───── EXCERPTED DATA
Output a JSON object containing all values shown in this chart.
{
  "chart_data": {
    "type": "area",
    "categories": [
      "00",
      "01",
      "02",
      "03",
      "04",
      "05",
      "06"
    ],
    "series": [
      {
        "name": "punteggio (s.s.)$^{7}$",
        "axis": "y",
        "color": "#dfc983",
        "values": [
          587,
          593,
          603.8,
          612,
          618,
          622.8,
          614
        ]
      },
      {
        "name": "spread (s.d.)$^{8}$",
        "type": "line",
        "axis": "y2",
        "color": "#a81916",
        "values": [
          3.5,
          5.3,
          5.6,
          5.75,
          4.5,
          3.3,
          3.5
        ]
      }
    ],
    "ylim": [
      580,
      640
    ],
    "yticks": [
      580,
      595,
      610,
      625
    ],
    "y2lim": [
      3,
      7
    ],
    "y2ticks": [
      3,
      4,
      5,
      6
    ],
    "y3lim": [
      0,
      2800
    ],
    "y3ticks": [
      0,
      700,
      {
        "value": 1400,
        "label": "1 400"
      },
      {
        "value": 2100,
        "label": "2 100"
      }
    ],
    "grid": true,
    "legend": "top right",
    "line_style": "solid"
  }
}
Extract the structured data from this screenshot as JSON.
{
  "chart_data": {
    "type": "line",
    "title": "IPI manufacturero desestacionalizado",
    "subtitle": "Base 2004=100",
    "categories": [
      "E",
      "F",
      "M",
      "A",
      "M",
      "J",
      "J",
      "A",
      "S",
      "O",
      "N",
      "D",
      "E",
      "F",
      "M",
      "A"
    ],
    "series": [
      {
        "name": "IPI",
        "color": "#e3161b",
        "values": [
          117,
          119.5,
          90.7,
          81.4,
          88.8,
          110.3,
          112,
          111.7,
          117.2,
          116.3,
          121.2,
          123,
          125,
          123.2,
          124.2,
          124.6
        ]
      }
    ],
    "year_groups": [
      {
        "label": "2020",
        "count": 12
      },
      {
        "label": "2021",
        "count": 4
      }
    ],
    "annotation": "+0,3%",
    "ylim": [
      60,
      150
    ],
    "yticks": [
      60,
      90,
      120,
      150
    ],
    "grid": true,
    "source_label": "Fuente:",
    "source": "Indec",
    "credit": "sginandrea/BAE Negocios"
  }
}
──────────
# THE EXERCISE:
Write the entries again, exactly as they stand.

# RESULT:
Output a JSON object containing all values shown in this chart.
{
  "chart_data": {
    "type": "area",
    "categories": [
      "00",
      "01",
      "02",
      "03",
      "04",
      "05",
      "06"
    ],
    "series": [
      {
        "name": "punteggio (s.s.)$^{7}$",
        "axis": "y",
        "color": "#dfc983",
        "values": [
          587,
          593,
          603.8,
          612,
          618,
          622.8,
          614
        ]
      },
      {
        "name": "spread (s.d.)$^{8}$",
        "type": "line",
        "axis": "y2",
        "color": "#a81916",
        "values": [
          3.5,
          5.3,
          5.6,
          5.75,
          4.5,
          3.3,
          3.5
        ]
      }
    ],
    "ylim": [
      580,
      640
    ],
    "yticks": [
      580,
      595,
      610,
      625
    ],
    "y2lim": [
      3,
      7
    ],
    "y2ticks": [
      3,
      4,
      5,
      6
    ],
    "y3lim": [
      0,
      2800
    ],
    "y3ticks": [
      0,
      700,
      {
        "value": 1400,
        "label": "1 400"
      },
      {
        "value": 2100,
        "label": "2 100"
      }
    ],
    "grid": true,
    "legend": "top right",
    "line_style": "solid"
  }
}
Extract the structured data from this screenshot as JSON.
{
  "chart_data": {
    "type": "line",
    "title": "IPI manufacturero desestacionalizado",
    "subtitle": "Base 2004=100",
    "categories": [
      "E",
      "F",
      "M",
      "A",
      "M",
      "J",
      "J",
      "A",
      "S",
      "O",
      "N",
      "D",
      "E",
      "F",
      "M",
      "A"
    ],
    "series": [
      {
        "name": "IPI",
        "color": "#e3161b",
        "values": [
          117,
          119.5,
          90.7,
          81.4,
          88.8,
          110.3,
          112,
          111.7,
          117.2,
          116.3,
          121.2,
          123,
          125,
          123.2,
          124.2,
          124.6
        ]
      }
    ],
    "year_groups": [
      {
        "label": "2020",
        "count": 12
      },
      {
        "label": "2021",
        "count": 4
      }
    ],
    "annotation": "+0,3%",
    "ylim": [
      60,
      150
    ],
    "yticks": [
      60,
      90,
      120,
      150
    ],
    "grid": true,
    "source_label": "Fuente:",
    "source": "Indec",
    "credit": "sginandrea/BAE Negocios"
  }
}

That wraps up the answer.